(begin)

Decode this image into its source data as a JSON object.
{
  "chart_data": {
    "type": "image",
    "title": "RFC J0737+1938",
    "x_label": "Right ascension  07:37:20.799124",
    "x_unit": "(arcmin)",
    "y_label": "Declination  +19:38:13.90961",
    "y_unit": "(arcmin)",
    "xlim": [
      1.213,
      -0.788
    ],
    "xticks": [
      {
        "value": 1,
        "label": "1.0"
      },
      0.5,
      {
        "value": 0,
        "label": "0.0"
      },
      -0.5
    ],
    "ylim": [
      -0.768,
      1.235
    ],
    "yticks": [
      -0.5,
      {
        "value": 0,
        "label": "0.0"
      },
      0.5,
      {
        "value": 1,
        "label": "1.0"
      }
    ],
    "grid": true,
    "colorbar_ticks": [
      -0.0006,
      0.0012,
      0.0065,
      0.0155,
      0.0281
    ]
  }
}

(end)

Retype the material in full, character for character.

FULL OUTPUT:
Decode this image into its source data as a JSON object.
{
  "chart_data": {
    "type": "image",
    "title": "RFC J0737+1938",
    "x_label": "Right ascension  07:37:20.799124",
    "x_unit": "(arcmin)",
    "y_label": "Declination  +19:38:13.90961",
    "y_unit": "(arcmin)",
    "xlim": [
      1.213,
      -0.788
    ],
    "xticks": [
      {
        "value": 1,
        "label": "1.0"
      },
      0.5,
      {
        "value": 0,
        "label": "0.0"
      },
      -0.5
    ],
    "ylim": [
      -0.768,
      1.235
    ],
    "yticks": [
      -0.5,
      {
        "value": 0,
        "label": "0.0"
      },
      0.5,
      {
        "value": 1,
        "label": "1.0"
      }
    ],
    "grid": true,
    "colorbar_ticks": [
      -0.0006,
      0.0012,
      0.0065,
      0.0155,
      0.0281
    ]
  }
}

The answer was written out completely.